>> START Extract
I am trying to bring code from Matlab to C++. There is some information related to my case in the KDE Eigen Forums.
What I try to achieve is related to Matlab's meshgrid, for which the solution given over there is
X = RowVectorXd::LinSpaced(1,3,3).replicate(5,1);
Y = VectorXd::LinSpaced(10,14,5).replicate(1,3);
i.e., .replicate the vectors the amount of the other dimension. In my case I have two existing (n x 1) vectors and want to create a (n^2, 2) matrix which contains all combinations of vector elements, that is:
[1 3 6]^T and [7 8]^T ==> [1 7, 3 7, 6 7, 1 8, 3 8, 6 8]^T
where ^T just means transposed, lines are comma-separated. (In my case the vectors use floats, but that shouldn't matter).
>> END Extract
>> START Excerpted data
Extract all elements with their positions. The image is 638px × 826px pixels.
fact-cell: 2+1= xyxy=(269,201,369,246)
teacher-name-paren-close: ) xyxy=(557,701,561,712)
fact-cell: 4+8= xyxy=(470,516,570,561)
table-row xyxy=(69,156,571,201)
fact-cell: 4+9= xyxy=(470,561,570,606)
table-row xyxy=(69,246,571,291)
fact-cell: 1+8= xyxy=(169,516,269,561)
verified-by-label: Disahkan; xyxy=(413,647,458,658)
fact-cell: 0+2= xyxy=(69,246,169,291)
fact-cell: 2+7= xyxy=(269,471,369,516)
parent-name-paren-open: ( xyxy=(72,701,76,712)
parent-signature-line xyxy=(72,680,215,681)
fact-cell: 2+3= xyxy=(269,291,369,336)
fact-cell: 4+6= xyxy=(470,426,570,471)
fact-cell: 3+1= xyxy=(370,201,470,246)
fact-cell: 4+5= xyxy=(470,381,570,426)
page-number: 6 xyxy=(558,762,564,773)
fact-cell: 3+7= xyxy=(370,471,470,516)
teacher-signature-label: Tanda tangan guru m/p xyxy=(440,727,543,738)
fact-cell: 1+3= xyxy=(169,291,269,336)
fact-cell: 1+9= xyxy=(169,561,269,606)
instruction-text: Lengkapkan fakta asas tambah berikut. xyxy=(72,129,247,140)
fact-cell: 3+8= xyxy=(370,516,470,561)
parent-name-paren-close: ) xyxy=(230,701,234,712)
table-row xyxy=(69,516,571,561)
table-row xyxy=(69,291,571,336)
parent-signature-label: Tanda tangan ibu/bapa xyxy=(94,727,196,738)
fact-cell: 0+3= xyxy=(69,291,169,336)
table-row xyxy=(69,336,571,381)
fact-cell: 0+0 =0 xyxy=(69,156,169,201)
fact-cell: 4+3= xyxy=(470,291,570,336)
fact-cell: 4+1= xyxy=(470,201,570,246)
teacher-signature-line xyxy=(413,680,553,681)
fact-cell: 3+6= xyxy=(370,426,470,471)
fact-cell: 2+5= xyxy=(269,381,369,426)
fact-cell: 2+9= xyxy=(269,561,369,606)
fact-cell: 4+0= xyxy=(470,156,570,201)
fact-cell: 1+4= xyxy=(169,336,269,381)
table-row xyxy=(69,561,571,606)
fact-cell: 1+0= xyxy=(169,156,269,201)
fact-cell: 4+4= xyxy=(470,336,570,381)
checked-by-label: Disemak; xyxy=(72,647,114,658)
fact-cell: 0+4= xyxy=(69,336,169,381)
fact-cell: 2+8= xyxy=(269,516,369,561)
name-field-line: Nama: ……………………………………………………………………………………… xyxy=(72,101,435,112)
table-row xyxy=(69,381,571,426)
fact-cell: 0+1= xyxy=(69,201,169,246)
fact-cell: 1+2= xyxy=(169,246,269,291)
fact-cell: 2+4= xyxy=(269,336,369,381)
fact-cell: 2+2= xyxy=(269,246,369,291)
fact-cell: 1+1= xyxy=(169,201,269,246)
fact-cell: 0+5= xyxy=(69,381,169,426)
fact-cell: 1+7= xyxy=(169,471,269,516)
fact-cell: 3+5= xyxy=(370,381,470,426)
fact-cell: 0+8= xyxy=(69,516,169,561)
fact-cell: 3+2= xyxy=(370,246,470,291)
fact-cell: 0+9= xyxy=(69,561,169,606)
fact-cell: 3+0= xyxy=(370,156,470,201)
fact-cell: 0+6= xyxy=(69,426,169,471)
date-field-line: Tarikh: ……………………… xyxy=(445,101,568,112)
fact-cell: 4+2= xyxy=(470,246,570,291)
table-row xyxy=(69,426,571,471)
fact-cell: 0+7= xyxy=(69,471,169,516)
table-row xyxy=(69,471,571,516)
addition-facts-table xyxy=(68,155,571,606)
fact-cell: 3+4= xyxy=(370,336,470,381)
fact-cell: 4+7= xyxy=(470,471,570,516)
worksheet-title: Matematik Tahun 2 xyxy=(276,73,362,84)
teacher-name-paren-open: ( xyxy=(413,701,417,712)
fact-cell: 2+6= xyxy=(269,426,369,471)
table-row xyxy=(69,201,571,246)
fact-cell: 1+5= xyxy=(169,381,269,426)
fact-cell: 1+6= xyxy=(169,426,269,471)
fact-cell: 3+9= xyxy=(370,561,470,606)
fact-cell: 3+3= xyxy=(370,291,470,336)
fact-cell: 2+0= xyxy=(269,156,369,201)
>> END Excerpted data
**What you need to do:**
A – In the meshgrid post, where did the poster find information related to their case?
B – Repeat the part of the meshgrid post starting with "I am trying" and going on through "that shouldn't matter).".

**Written responses:**
A – In the KDE Eigen Forums.

B –
I am trying to bring code from Matlab to C++. There is some information related to my case in the KDE Eigen Forums.
What I try to achieve is related to Matlab's meshgrid, for which the solution given over there is
X = RowVectorXd::LinSpaced(1,3,3).replicate(5,1);
Y = VectorXd::LinSpaced(10,14,5).replicate(1,3);
i.e., .replicate the vectors the amount of the other dimension. In my case I have two existing (n x 1) vectors and want to create a (n^2, 2) matrix which contains all combinations of vector elements, that is:
[1 3 6]^T and [7 8]^T ==> [1 7, 3 7, 6 7, 1 8, 3 8, 6 8]^T
where ^T just means transposed, lines are comma-separated. (In my case the vectors use floats, but that shouldn't matter).